## WHAT YOU WILL DO
Give the number of lines in the data that hold the string "Lactobacillaceae". Nothing else is needed.

(Data tied to figure images)

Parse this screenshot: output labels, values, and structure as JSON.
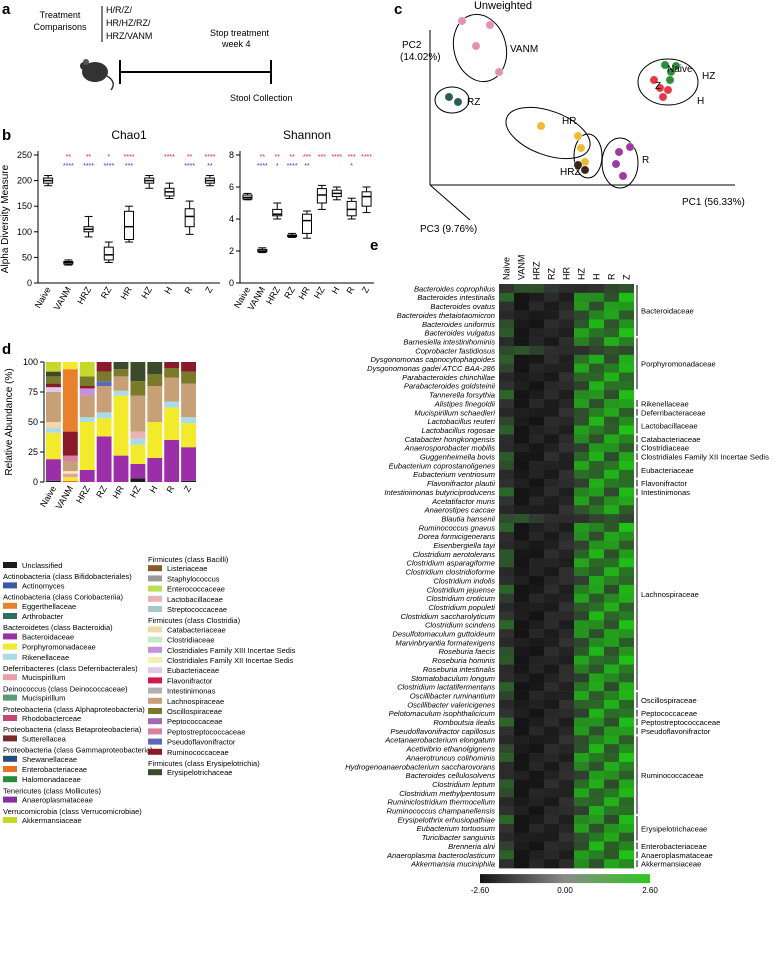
{
  "panel_labels": {
    "a": "a",
    "b": "b",
    "c": "c",
    "d": "d",
    "e": "e"
  },
  "panel_a": {
    "treatment_label": "Treatment\nComparisons",
    "comparisons": [
      "H/R/Z/",
      "HR/HZ/RZ/",
      "HRZ/VANM"
    ],
    "stop_label": "Stop treatment\nweek 4",
    "collection_label": "Stool Collection"
  },
  "chart_data": [
    {
      "id": "chao1",
      "type": "box",
      "title": "Chao1",
      "ylabel": "Alpha Diversity Measure",
      "ylim": [
        0,
        250
      ],
      "yticks": [
        0,
        50,
        100,
        150,
        200,
        250
      ],
      "categories": [
        "Naive",
        "VANM",
        "HRZ",
        "RZ",
        "HR",
        "HZ",
        "H",
        "R",
        "Z"
      ],
      "boxes": [
        {
          "min": 190,
          "q1": 195,
          "median": 200,
          "q3": 205,
          "max": 210
        },
        {
          "min": 35,
          "q1": 37,
          "median": 40,
          "q3": 42,
          "max": 45
        },
        {
          "min": 90,
          "q1": 100,
          "median": 105,
          "q3": 110,
          "max": 130
        },
        {
          "min": 40,
          "q1": 45,
          "median": 55,
          "q3": 70,
          "max": 80
        },
        {
          "min": 80,
          "q1": 85,
          "median": 110,
          "q3": 140,
          "max": 150
        },
        {
          "min": 185,
          "q1": 195,
          "median": 200,
          "q3": 205,
          "max": 210
        },
        {
          "min": 165,
          "q1": 170,
          "median": 178,
          "q3": 185,
          "max": 195
        },
        {
          "min": 95,
          "q1": 110,
          "median": 130,
          "q3": 145,
          "max": 160
        },
        {
          "min": 190,
          "q1": 195,
          "median": 200,
          "q3": 205,
          "max": 210
        }
      ],
      "sig_blue": [
        "",
        "****",
        "****",
        "****",
        "***",
        "",
        "",
        "****",
        "**"
      ],
      "sig_red": [
        "",
        "**",
        "**",
        "*",
        "****",
        "",
        "****",
        "**",
        "****"
      ]
    },
    {
      "id": "shannon",
      "type": "box",
      "title": "Shannon",
      "ylim": [
        0,
        8
      ],
      "yticks": [
        0,
        2,
        4,
        6,
        8
      ],
      "categories": [
        "Naive",
        "VANM",
        "HRZ",
        "RZ",
        "HR",
        "HZ",
        "H",
        "R",
        "Z"
      ],
      "boxes": [
        {
          "min": 5.2,
          "q1": 5.25,
          "median": 5.35,
          "q3": 5.5,
          "max": 5.6
        },
        {
          "min": 1.9,
          "q1": 1.95,
          "median": 2.0,
          "q3": 2.1,
          "max": 2.2
        },
        {
          "min": 4.0,
          "q1": 4.2,
          "median": 4.3,
          "q3": 4.6,
          "max": 5.0
        },
        {
          "min": 2.85,
          "q1": 2.9,
          "median": 2.95,
          "q3": 3.0,
          "max": 3.1
        },
        {
          "min": 2.8,
          "q1": 3.1,
          "median": 3.9,
          "q3": 4.3,
          "max": 4.5
        },
        {
          "min": 4.6,
          "q1": 5.0,
          "median": 5.5,
          "q3": 5.9,
          "max": 6.1
        },
        {
          "min": 5.2,
          "q1": 5.4,
          "median": 5.6,
          "q3": 5.8,
          "max": 6.0
        },
        {
          "min": 4.0,
          "q1": 4.2,
          "median": 4.6,
          "q3": 5.1,
          "max": 5.3
        },
        {
          "min": 4.4,
          "q1": 4.8,
          "median": 5.4,
          "q3": 5.7,
          "max": 6.0
        }
      ],
      "sig_blue": [
        "",
        "****",
        "*",
        "****",
        "**",
        "",
        "",
        "*",
        ""
      ],
      "sig_red": [
        "",
        "**",
        "**",
        "**",
        "***",
        "***",
        "****",
        "***",
        "****"
      ]
    },
    {
      "id": "pcoa",
      "type": "scatter",
      "title": "Unweighted",
      "axis_labels": {
        "pc1": "PC1 (56.33%)",
        "pc2": "PC2\n(14.02%)",
        "pc3": "PC3 (9.76%)"
      },
      "groups": [
        {
          "name": "VANM",
          "color": "#e48fb4",
          "points": [
            [
              462,
              21
            ],
            [
              490,
              25
            ],
            [
              476,
              46
            ],
            [
              499,
              72
            ]
          ]
        },
        {
          "name": "RZ",
          "color": "#2b5c55",
          "points": [
            [
              449,
              97
            ],
            [
              458,
              102
            ]
          ]
        },
        {
          "name": "Naive",
          "color": "#2a8f3a",
          "points": [
            [
              665,
              65
            ],
            [
              671,
              72
            ]
          ]
        },
        {
          "name": "HZ",
          "color": "#2a8f3a",
          "points": [
            [
              676,
              66
            ],
            [
              670,
              80
            ]
          ]
        },
        {
          "name": "Z",
          "color": "#e23a4b",
          "points": [
            [
              654,
              80
            ],
            [
              660,
              88
            ]
          ]
        },
        {
          "name": "H",
          "color": "#e23a4b",
          "points": [
            [
              668,
              90
            ],
            [
              663,
              97
            ]
          ]
        },
        {
          "name": "HR",
          "color": "#efb935",
          "points": [
            [
              541,
              126
            ],
            [
              578,
              136
            ],
            [
              581,
              148
            ],
            [
              585,
              162
            ]
          ]
        },
        {
          "name": "HRZ",
          "color": "#3b2616",
          "points": [
            [
              578,
              165
            ],
            [
              585,
              170
            ]
          ]
        },
        {
          "name": "R",
          "color": "#9a3aa2",
          "points": [
            [
              619,
              152
            ],
            [
              630,
              147
            ],
            [
              616,
              164
            ],
            [
              623,
              176
            ]
          ]
        }
      ],
      "group_labels": [
        "VANM",
        "RZ",
        "HZ",
        "Naive",
        "Z",
        "H",
        "HR",
        "HRZ",
        "R"
      ]
    },
    {
      "id": "stacked",
      "type": "bar",
      "ylabel": "Relative Abundance (%)",
      "ylim": [
        0,
        100
      ],
      "yticks": [
        0,
        25,
        50,
        75,
        100
      ],
      "categories": [
        "Naive",
        "VANM",
        "HRZ",
        "RZ",
        "HR",
        "HZ",
        "H",
        "R",
        "Z"
      ]
    },
    {
      "id": "heatmap",
      "type": "heatmap",
      "columns": [
        "Naive",
        "VANM",
        "HRZ",
        "RZ",
        "HR",
        "HZ",
        "H",
        "R",
        "Z"
      ],
      "colorbar": {
        "min": "-2.60",
        "mid": "0.00",
        "max": "2.60"
      },
      "rows": [
        "Bacteroides coprophilus",
        "Bacteroides intestinalis",
        "Bacteroides ovatus",
        "Bacteroides thetaiotaomicron",
        "Bacteroides uniformis",
        "Bacteroides vulgatus",
        "Barnesiella intestinihominis",
        "Coprobacter fastidiosus",
        "Dysgonomonas capnocytophagoides",
        "Dysgonomonas gadei ATCC BAA-286",
        "Parabacteroides chinchillae",
        "Parabacteroides goldsteinii",
        "Tannerella forsythia",
        "Alistipes finegoldii",
        "Mucispirillum schaedleri",
        "Lactobacillus reuteri",
        "Lactobacillus rogosae",
        "Catabacter hongkongensis",
        "Anaerosporobacter mobilis",
        "Guggenheimella bovis",
        "Eubacterium coprostanoligenes",
        "Eubacterium ventriosum",
        "Flavonifractor plautii",
        "Intestinimonas butyriciproducens",
        "Acetatifactor muris",
        "Anaerostipes caccae",
        "Blautia hansenii",
        "Ruminococcus gnavus",
        "Dorea formicigenerans",
        "Eisenbergiella tayi",
        "Clostridium aerotolerans",
        "Clostridium asparagiforme",
        "Clostridium clostridioforme",
        "Clostridium indolis",
        "Clostridium jejuense",
        "Clostridium croticum",
        "Clostridium populeti",
        "Clostridium saccharolyticum",
        "Clostridium scindens",
        "Desulfotomaculum guttoideum",
        "Marvinbryantia formatexigens",
        "Roseburia faecis",
        "Roseburia hominis",
        "Roseburia intestinalis",
        "Stomatobaculum longum",
        "Clostridium lactatifermentans",
        "Oscillibacter ruminantium",
        "Oscillibacter valericigenes",
        "Pelotomaculum isophthalicicum",
        "Romboutsia ilealis",
        "Pseudoflavonifractor capillosus",
        "Acetanaerobacterium elongatum",
        "Acetivibrio ethanolgignens",
        "Anaerotruncus colihominis",
        "Hydrogenoanaerobacterium saccharovorans",
        "Bacteroides cellulosolvens",
        "Clostridium leptum",
        "Clostridium methylpentosum",
        "Ruminiclostridium thermocellum",
        "Ruminococcus champanellensis",
        "Erysipelothrix erhusiopathiae",
        "Eubacterium tortuosum",
        "Turicibacter sanguinis",
        "Brenneria alni",
        "Anaeroplasma bacteroclasticum",
        "Akkermansia muciniphila"
      ],
      "families": [
        {
          "name": "Bacteroidaceae",
          "start": 0,
          "end": 5
        },
        {
          "name": "Porphyromonadaceae",
          "start": 6,
          "end": 11
        },
        {
          "name": "Rikenellaceae",
          "start": 13,
          "end": 13
        },
        {
          "name": "Deferribacteraceae",
          "start": 14,
          "end": 14
        },
        {
          "name": "Lactobacillaceae",
          "start": 15,
          "end": 16
        },
        {
          "name": "Catabacteriaceae",
          "start": 17,
          "end": 17
        },
        {
          "name": "Clostridiaceae",
          "start": 18,
          "end": 18
        },
        {
          "name": "Clostridiales Family XII Incertae Sedis",
          "start": 19,
          "end": 19
        },
        {
          "name": "Eubacteriaceae",
          "start": 20,
          "end": 21
        },
        {
          "name": "Flavonifractor",
          "start": 22,
          "end": 22
        },
        {
          "name": "Intestinimonas",
          "start": 23,
          "end": 23
        },
        {
          "name": "Lachnospiraceae",
          "start": 24,
          "end": 45
        },
        {
          "name": "Oscillospiraceae",
          "start": 46,
          "end": 47
        },
        {
          "name": "Peptococcaceae",
          "start": 48,
          "end": 48
        },
        {
          "name": "Peptostreptococcaceae",
          "start": 49,
          "end": 49
        },
        {
          "name": "Pseudoflavonifractor",
          "start": 50,
          "end": 50
        },
        {
          "name": "Ruminococcaceae",
          "start": 51,
          "end": 59
        },
        {
          "name": "Erysipelotrichaceae",
          "start": 60,
          "end": 62
        },
        {
          "name": "Enterobacteriaceae",
          "start": 63,
          "end": 63
        },
        {
          "name": "Anaeroplasmataceae",
          "start": 64,
          "end": 64
        },
        {
          "name": "Akkermansiaceae",
          "start": 65,
          "end": 65
        }
      ]
    }
  ],
  "legend": {
    "left": [
      {
        "type": "item",
        "label": "Unclassified",
        "color": "#1c1c1c"
      },
      {
        "type": "header",
        "label": "Actinobacteria (class Bifidobacteriales)"
      },
      {
        "type": "item",
        "label": "Actinomyces",
        "color": "#3a5aa8"
      },
      {
        "type": "header",
        "label": "Actinobacteria (class Coriobacteriia)"
      },
      {
        "type": "item",
        "label": "Eggerthellaceae",
        "color": "#e8812e"
      },
      {
        "type": "item",
        "label": "Arthrobacter",
        "color": "#2f6e63"
      },
      {
        "type": "header",
        "label": "Bacteroidetes (class Bacteroidia)"
      },
      {
        "type": "item",
        "label": "Bacteroidaceae",
        "color": "#9b2fa8"
      },
      {
        "type": "item",
        "label": "Porphyromonadaceae",
        "color": "#f2ea2a"
      },
      {
        "type": "item",
        "label": "Rikenellaceae",
        "color": "#a9dbe8"
      },
      {
        "type": "header",
        "label": "Deferribacteres (class Deferribacterales)"
      },
      {
        "type": "item",
        "label": "Mucispirillum",
        "color": "#e8a0a4"
      },
      {
        "type": "header",
        "label": "Deinococcus (class Deinococcaceae)"
      },
      {
        "type": "item",
        "label": "Mucispirillum",
        "color": "#5a9a78"
      },
      {
        "type": "header",
        "label": "Proteobacteria (class Alphaproteobacteria)"
      },
      {
        "type": "item",
        "label": "Rhodobacterceae",
        "color": "#c8476e"
      },
      {
        "type": "header",
        "label": "Proteobacteria (class Betaproteobacteria)"
      },
      {
        "type": "item",
        "label": "Sutterellacea",
        "color": "#7c2b2b"
      },
      {
        "type": "header",
        "label": "Proteobacteria (class Gammaproteobacteria)"
      },
      {
        "type": "item",
        "label": "Shewanellaceae",
        "color": "#2b4c7a"
      },
      {
        "type": "item",
        "label": "Enterobacteriaceae",
        "color": "#e8721e"
      },
      {
        "type": "item",
        "label": "Halomonadaceae",
        "color": "#2a8a3a"
      },
      {
        "type": "header",
        "label": "Tenericutes (class Mollicutes)"
      },
      {
        "type": "item",
        "label": "Anaeroplasmataceae",
        "color": "#8a2fa0"
      },
      {
        "type": "header",
        "label": "Verrucomicrobia (class Verrucomicrobiae)"
      },
      {
        "type": "item",
        "label": "Akkermansiaceae",
        "color": "#c8d82a"
      }
    ],
    "right": [
      {
        "type": "header",
        "label": "Firmicutes (class Bacilli)"
      },
      {
        "type": "item",
        "label": "Listeriaceae",
        "color": "#8a5a2a"
      },
      {
        "type": "item",
        "label": "Staphylococcus",
        "color": "#9a9a9a"
      },
      {
        "type": "item",
        "label": "Enterococcaceae",
        "color": "#b8e05a"
      },
      {
        "type": "item",
        "label": "Lactobacillaceae",
        "color": "#e8b4b4"
      },
      {
        "type": "item",
        "label": "Streptococcaceae",
        "color": "#a8c8c8"
      },
      {
        "type": "header",
        "label": "Firmicutes (class Clostridia)"
      },
      {
        "type": "item",
        "label": "Catabacteriaceae",
        "color": "#f2d8a8"
      },
      {
        "type": "item",
        "label": "Clostridiaceae",
        "color": "#c8e8c8"
      },
      {
        "type": "item",
        "label": "Clostridiales Family XIII Incertae Sedis",
        "color": "#c890d8"
      },
      {
        "type": "item",
        "label": "Clostridiales Family XII Incertae Sedis",
        "color": "#f5f0b0"
      },
      {
        "type": "item",
        "label": "Eubacteriaceae",
        "color": "#e0c8e8"
      },
      {
        "type": "item",
        "label": "Flavonifractor",
        "color": "#d01a4a"
      },
      {
        "type": "item",
        "label": "Intestinimonas",
        "color": "#b0b0b0"
      },
      {
        "type": "item",
        "label": "Lachnospiraceae",
        "color": "#c8a078"
      },
      {
        "type": "item",
        "label": "Oscillospiraceae",
        "color": "#7a7a2a"
      },
      {
        "type": "item",
        "label": "Peptococcaceae",
        "color": "#a06ab4"
      },
      {
        "type": "item",
        "label": "Peptostreptococcaceae",
        "color": "#d880a0"
      },
      {
        "type": "item",
        "label": "Pseudoflavonifractor",
        "color": "#5a6ab8"
      },
      {
        "type": "item",
        "label": "Ruminococcaceae",
        "color": "#8a1a2a"
      },
      {
        "type": "header",
        "label": "Firmicutes (class Erysipelotrichia)"
      },
      {
        "type": "item",
        "label": "Erysipelotrichaceae",
        "color": "#3a4a2a"
      }
    ]
  }
}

## ANSWER SECTION
2